>> start

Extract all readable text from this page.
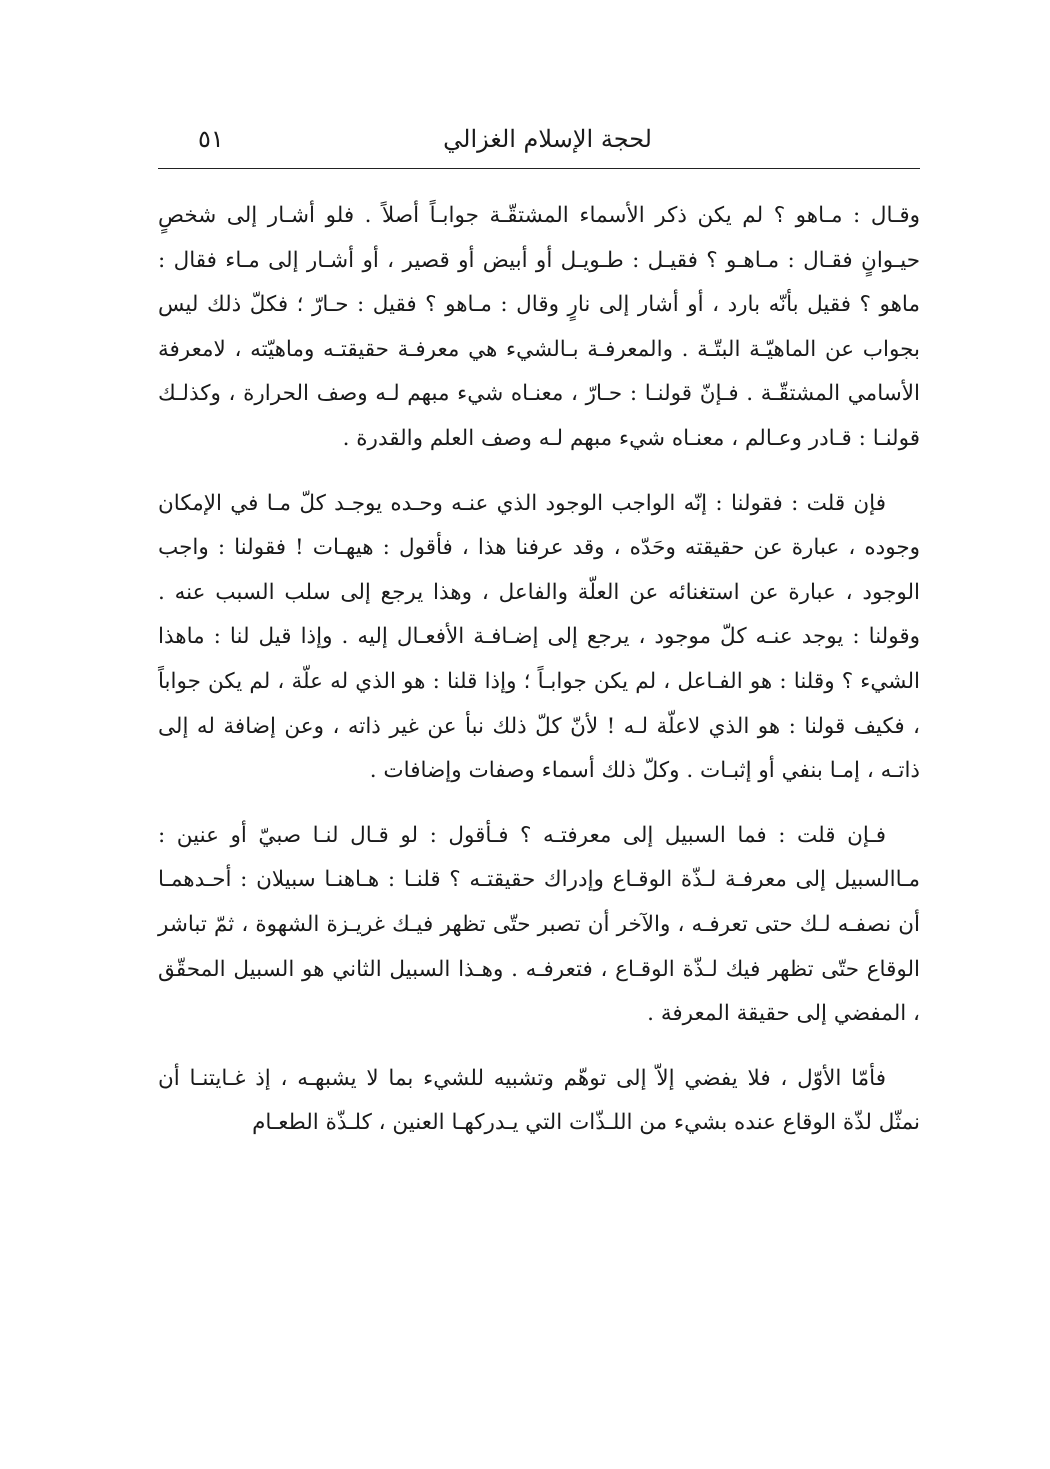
لحجة الإسلام الغزالي
٥١

وقـال : مـاهو ؟ لم يكن ذكر الأسماء المشتقّـة جوابـاً أصلاً . فلو أشـار إلى شخصٍ حيـوانٍ فقـال : مـاهـو ؟ فقيـل : طـويـل أو أبيض أو قصير ، أو أشـار إلى مـاء فقال : ماهو ؟ فقيل بأنّه بارد ، أو أشار إلى نارٍ وقال : مـاهو ؟ فقيل : حـارّ ؛ فكلّ ذلك ليس بجواب عن الماهيّـة البتّـة . والمعرفـة بـالشيء هي معرفـة حقيقتـه وماهيّته ، لامعرفة الأسامي المشتقّـة . فـإنّ قولنـا : حـارّ ، معنـاه شيء مبهم لـه وصف الحرارة ، وكذلـك قولنـا : قـادر وعـالم ، معنـاه شيء مبهم لـه وصف العلم والقدرة .

فإن قلت : فقولنا : إنّه الواجب الوجود الذي عنـه وحـده يوجـد كلّ مـا في الإمكان وجوده ، عبارة عن حقيقته وحَدّه ، وقد عرفنا هذا ، فأقول : هيهـات ! فقولنا : واجب الوجود ، عبارة عن استغنائه عن العلّة والفاعل ، وهذا يرجع إلى سلب السبب عنه . وقولنا : يوجد عنـه كلّ موجود ، يرجع إلى إضـافـة الأفعـال إليه . وإذا قيل لنا : ماهذا الشيء ؟ وقلنا : هو الفـاعل ، لم يكن جوابـاً ؛ وإذا قلنا : هو الذي له علّة ، لم يكن جواباً ، فكيف قولنا : هو الذي لاعلّة لـه ! لأنّ كلّ ذلك نبأ عن غير ذاته ، وعن إضافة له إلى ذاتـه ، إمـا بنفي أو إثبـات . وكلّ ذلك أسماء وصفات وإضافات .

فـإن قلت : فما السبيل إلى معرفتـه ؟ فـأقول : لو قـال لنـا صبيّ أو عنين : مـاالسبيل إلى معرفـة لـذّة الوقـاع وإدراك حقيقتـه ؟ قلنـا : هـاهنـا سبيلان : أحـدهمـا أن نصفـه لـك حتى تعرفـه ، والآخر أن تصبر حتّى تظهر فيـك غريـزة الشهوة ، ثمّ تباشر الوقاع حتّى تظهر فيك لـذّة الوقـاع ، فتعرفـه . وهـذا السبيل الثاني هو السبيل المحقّق ، المفضي إلى حقيقة المعرفة .

فأمّا الأوّل ، فلا يفضي إلاّ إلى توهّم وتشبيه للشيء بما لا يشبهـه ، إذ غـايتنـا أن نمثّل لذّة الوقاع عنده بشيء من اللـذّات التي يـدركهـا العنين ، كلـذّة الطعـام
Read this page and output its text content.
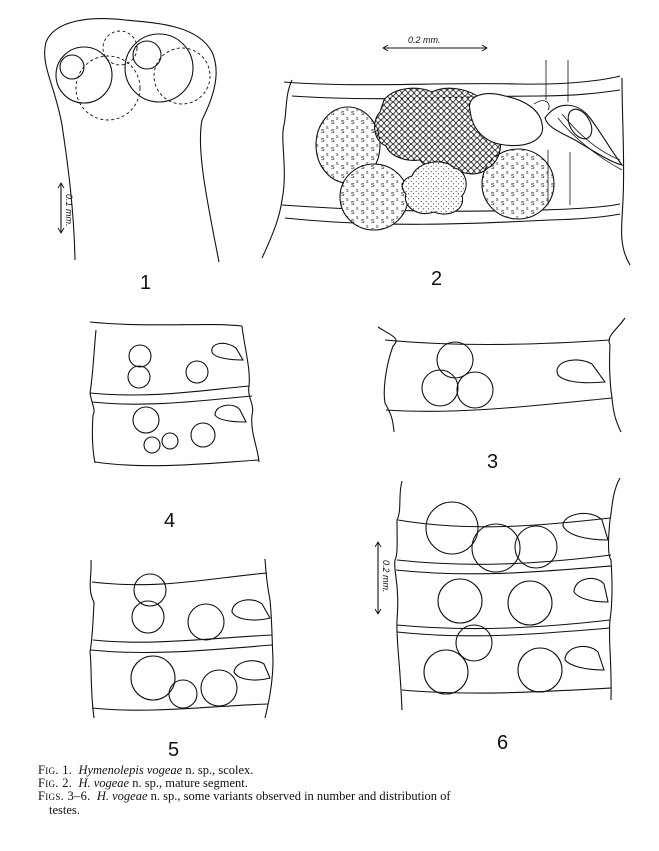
0.1 mm.
1
0.2 mm.
2
4
3
5
0.2 mm.
6
Fig. 1. Hymenolepis vogeae n. sp., scolex.
Fig. 2. H. vogeae n. sp., mature segment.
Figs. 3–6. H. vogeae n. sp., some variants observed in number and distribution of
testes.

>> end

### Do this:
Extract all the data above exactly, excluding every picture.

### Task output:
Extract all readable text from this page.
لحجة الإسلام الغزالي
٥١

وقـال : مـاهو ؟ لم يكن ذكر الأسماء المشتقّـة جوابـاً أصلاً . فلو أشـار إلى شخصٍ حيـوانٍ فقـال : مـاهـو ؟ فقيـل : طـويـل أو أبيض أو قصير ، أو أشـار إلى مـاء فقال : ماهو ؟ فقيل بأنّه بارد ، أو أشار إلى نارٍ وقال : مـاهو ؟ فقيل : حـارّ ؛ فكلّ ذلك ليس بجواب عن الماهيّـة البتّـة . والمعرفـة بـالشيء هي معرفـة حقيقتـه وماهيّته ، لامعرفة الأسامي المشتقّـة . فـإنّ قولنـا : حـارّ ، معنـاه شيء مبهم لـه وصف الحرارة ، وكذلـك قولنـا : قـادر وعـالم ، معنـاه شيء مبهم لـه وصف العلم والقدرة .

فإن قلت : فقولنا : إنّه الواجب الوجود الذي عنـه وحـده يوجـد كلّ مـا في الإمكان وجوده ، عبارة عن حقيقته وحَدّه ، وقد عرفنا هذا ، فأقول : هيهـات ! فقولنا : واجب الوجود ، عبارة عن استغنائه عن العلّة والفاعل ، وهذا يرجع إلى سلب السبب عنه . وقولنا : يوجد عنـه كلّ موجود ، يرجع إلى إضـافـة الأفعـال إليه . وإذا قيل لنا : ماهذا الشيء ؟ وقلنا : هو الفـاعل ، لم يكن جوابـاً ؛ وإذا قلنا : هو الذي له علّة ، لم يكن جواباً ، فكيف قولنا : هو الذي لاعلّة لـه ! لأنّ كلّ ذلك نبأ عن غير ذاته ، وعن إضافة له إلى ذاتـه ، إمـا بنفي أو إثبـات . وكلّ ذلك أسماء وصفات وإضافات .

فـإن قلت : فما السبيل إلى معرفتـه ؟ فـأقول : لو قـال لنـا صبيّ أو عنين : مـاالسبيل إلى معرفـة لـذّة الوقـاع وإدراك حقيقتـه ؟ قلنـا : هـاهنـا سبيلان : أحـدهمـا أن نصفـه لـك حتى تعرفـه ، والآخر أن تصبر حتّى تظهر فيـك غريـزة الشهوة ، ثمّ تباشر الوقاع حتّى تظهر فيك لـذّة الوقـاع ، فتعرفـه . وهـذا السبيل الثاني هو السبيل المحقّق ، المفضي إلى حقيقة المعرفة .

فأمّا الأوّل ، فلا يفضي إلاّ إلى توهّم وتشبيه للشيء بما لا يشبهـه ، إذ غـايتنـا أن نمثّل لذّة الوقاع عنده بشيء من اللـذّات التي يـدركهـا العنين ، كلـذّة الطعـام
Read this page and output its text content.
0.1 mm.
1
0.2 mm.
2
4
3
5
0.2 mm.
6
Fig. 1. Hymenolepis vogeae n. sp., scolex.
Fig. 2. H. vogeae n. sp., mature segment.
Figs. 3–6. H. vogeae n. sp., some variants observed in number and distribution of
testes.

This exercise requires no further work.